▶ THE REQUEST:
The entries below need to be written out exactly, with no pictures included.

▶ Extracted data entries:
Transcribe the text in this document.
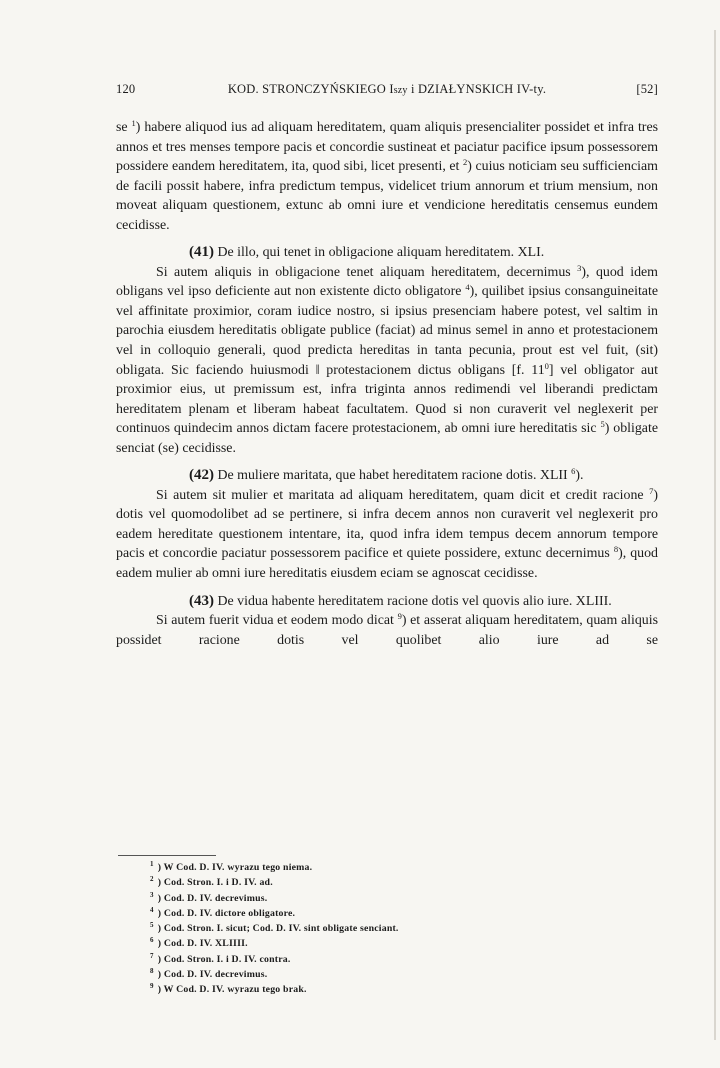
120	KOD. STRONCZYŃSKIEGO Iszy i DZIAŁYNSKICH IV-ty.	[52]

se $^1$) habere aliquod ius ad aliquam hereditatem, quam aliquis presencialiter possidet et infra tres annos et tres menses tempore pacis et concordie sustineat et paciatur pacifice ipsum possessorem possidere eandem hereditatem, ita, quod sibi, licet presenti, et $^2$) cuius noticiam seu sufficienciam de facili possit habere, infra predictum tempus, videlicet trium annorum et trium mensium, non moveat aliquam questionem, extunc ab omni iure et vendicione hereditatis censemus eundem cecidisse.

(41) De illo, qui tenet in obligacione aliquam hereditatem. XLI.

Si autem aliquis in obligacione tenet aliquam hereditatem, decernimus $^3$), quod idem obligans vel ipso deficiente aut non existente dicto obligatore $^4$), quilibet ipsius consanguineitate vel affinitate proximior, coram iudice nostro, si ipsius presenciam habere potest, vel saltim in parochia eiusdem hereditatis obligate publice (faciat) ad minus semel in anno et protestacionem vel in colloquio generali, quod predicta hereditas in tanta pecunia, prout est vel fuit, (sit) obligata. Sic faciendo huiusmodi ‖ protestacionem dictus obligans [f. $11^0$] vel obligator aut proximior eius, ut premissum est, infra triginta annos redimendi vel liberandi predictam hereditatem plenam et liberam habeat facultatem. Quod si non curaverit vel neglexerit per continuos quindecim annos dictam facere protestacionem, ab omni iure hereditatis sic $^5$) obligate senciat (se) cecidisse.

(42) De muliere maritata, que habet hereditatem racione dotis. XLII $^6$).

Si autem sit mulier et maritata ad aliquam hereditatem, quam dicit et credit racione $^7$) dotis vel quomodolibet ad se pertinere, si infra decem annos non curaverit vel neglexerit pro eadem hereditate questionem intentare, ita, quod infra idem tempus decem annorum tempore pacis et concordie paciatur possessorem pacifice et quiete possidere, extunc decernimus $^8$), quod eadem mulier ab omni iure hereditatis eiusdem eciam se agnoscat cecidisse.

(43) De vidua habente hereditatem racione dotis vel quovis alio iure. XLIII.

Si autem fuerit vidua et eodem modo dicat $^9$) et asserat aliquam hereditatem, quam aliquis possidet racione dotis vel quolibet alio iure ad se

$^1$ ) W Cod. D. IV. wyrazu tego niema.
$^2$ ) Cod. Stron. I. i D. IV. ad.
$^3$ ) Cod. D. IV. decrevimus.
$^4$ ) Cod. D. IV. dictore obligatore.
$^5$ ) Cod. Stron. I. sicut; Cod. D. IV. sint obligate senciant.
$^6$ ) Cod. D. IV. XLIIII.
$^7$ ) Cod. Stron. I. i D. IV. contra.
$^8$ ) Cod. D. IV. decrevimus.
$^9$ ) W Cod. D. IV. wyrazu tego brak.
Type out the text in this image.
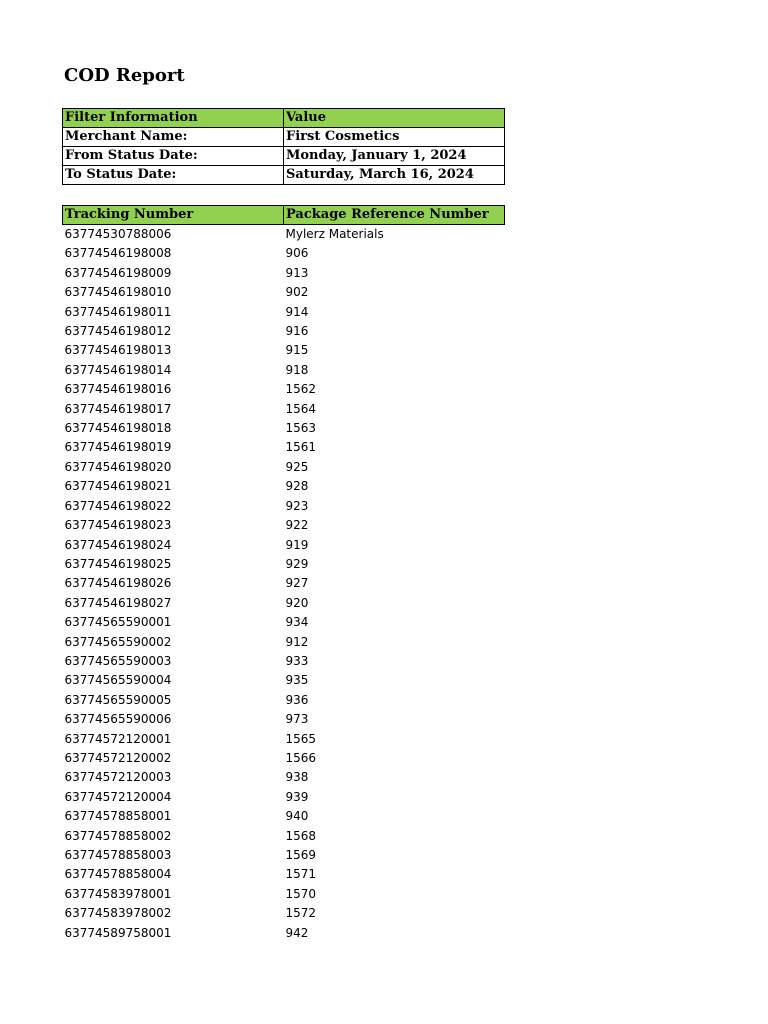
COD Report
Filter Information	Value
Merchant Name:	First Cosmetics
From Status Date:	Monday, January 1, 2024
To Status Date:	Saturday, March 16, 2024
Tracking Number	Package Reference Number
63774530788006	Mylerz Materials
63774546198008	906
63774546198009	913
63774546198010	902
63774546198011	914
63774546198012	916
63774546198013	915
63774546198014	918
63774546198016	1562
63774546198017	1564
63774546198018	1563
63774546198019	1561
63774546198020	925
63774546198021	928
63774546198022	923
63774546198023	922
63774546198024	919
63774546198025	929
63774546198026	927
63774546198027	920
63774565590001	934
63774565590002	912
63774565590003	933
63774565590004	935
63774565590005	936
63774565590006	973
63774572120001	1565
63774572120002	1566
63774572120003	938
63774572120004	939
63774578858001	940
63774578858002	1568
63774578858003	1569
63774578858004	1571
63774583978001	1570
63774583978002	1572
63774589758001	942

▶ REPLY:
Transcribe the text in this document.
120	KOD. STRONCZYŃSKIEGO Iszy i DZIAŁYNSKICH IV-ty.	[52]

se $^1$) habere aliquod ius ad aliquam hereditatem, quam aliquis presencialiter possidet et infra tres annos et tres menses tempore pacis et concordie sustineat et paciatur pacifice ipsum possessorem possidere eandem hereditatem, ita, quod sibi, licet presenti, et $^2$) cuius noticiam seu sufficienciam de facili possit habere, infra predictum tempus, videlicet trium annorum et trium mensium, non moveat aliquam questionem, extunc ab omni iure et vendicione hereditatis censemus eundem cecidisse.

(41) De illo, qui tenet in obligacione aliquam hereditatem. XLI.

Si autem aliquis in obligacione tenet aliquam hereditatem, decernimus $^3$), quod idem obligans vel ipso deficiente aut non existente dicto obligatore $^4$), quilibet ipsius consanguineitate vel affinitate proximior, coram iudice nostro, si ipsius presenciam habere potest, vel saltim in parochia eiusdem hereditatis obligate publice (faciat) ad minus semel in anno et protestacionem vel in colloquio generali, quod predicta hereditas in tanta pecunia, prout est vel fuit, (sit) obligata. Sic faciendo huiusmodi ‖ protestacionem dictus obligans [f. $11^0$] vel obligator aut proximior eius, ut premissum est, infra triginta annos redimendi vel liberandi predictam hereditatem plenam et liberam habeat facultatem. Quod si non curaverit vel neglexerit per continuos quindecim annos dictam facere protestacionem, ab omni iure hereditatis sic $^5$) obligate senciat (se) cecidisse.

(42) De muliere maritata, que habet hereditatem racione dotis. XLII $^6$).

Si autem sit mulier et maritata ad aliquam hereditatem, quam dicit et credit racione $^7$) dotis vel quomodolibet ad se pertinere, si infra decem annos non curaverit vel neglexerit pro eadem hereditate questionem intentare, ita, quod infra idem tempus decem annorum tempore pacis et concordie paciatur possessorem pacifice et quiete possidere, extunc decernimus $^8$), quod eadem mulier ab omni iure hereditatis eiusdem eciam se agnoscat cecidisse.

(43) De vidua habente hereditatem racione dotis vel quovis alio iure. XLIII.

Si autem fuerit vidua et eodem modo dicat $^9$) et asserat aliquam hereditatem, quam aliquis possidet racione dotis vel quolibet alio iure ad se

$^1$ ) W Cod. D. IV. wyrazu tego niema.
$^2$ ) Cod. Stron. I. i D. IV. ad.
$^3$ ) Cod. D. IV. decrevimus.
$^4$ ) Cod. D. IV. dictore obligatore.
$^5$ ) Cod. Stron. I. sicut; Cod. D. IV. sint obligate senciant.
$^6$ ) Cod. D. IV. XLIIII.
$^7$ ) Cod. Stron. I. i D. IV. contra.
$^8$ ) Cod. D. IV. decrevimus.
$^9$ ) W Cod. D. IV. wyrazu tego brak.
Type out the text in this image.
COD Report
Filter Information	Value
Merchant Name:	First Cosmetics
From Status Date:	Monday, January 1, 2024
To Status Date:	Saturday, March 16, 2024
Tracking Number	Package Reference Number
63774530788006	Mylerz Materials
63774546198008	906
63774546198009	913
63774546198010	902
63774546198011	914
63774546198012	916
63774546198013	915
63774546198014	918
63774546198016	1562
63774546198017	1564
63774546198018	1563
63774546198019	1561
63774546198020	925
63774546198021	928
63774546198022	923
63774546198023	922
63774546198024	919
63774546198025	929
63774546198026	927
63774546198027	920
63774565590001	934
63774565590002	912
63774565590003	933
63774565590004	935
63774565590005	936
63774565590006	973
63774572120001	1565
63774572120002	1566
63774572120003	938
63774572120004	939
63774578858001	940
63774578858002	1568
63774578858003	1569
63774578858004	1571
63774583978001	1570
63774583978002	1572
63774589758001	942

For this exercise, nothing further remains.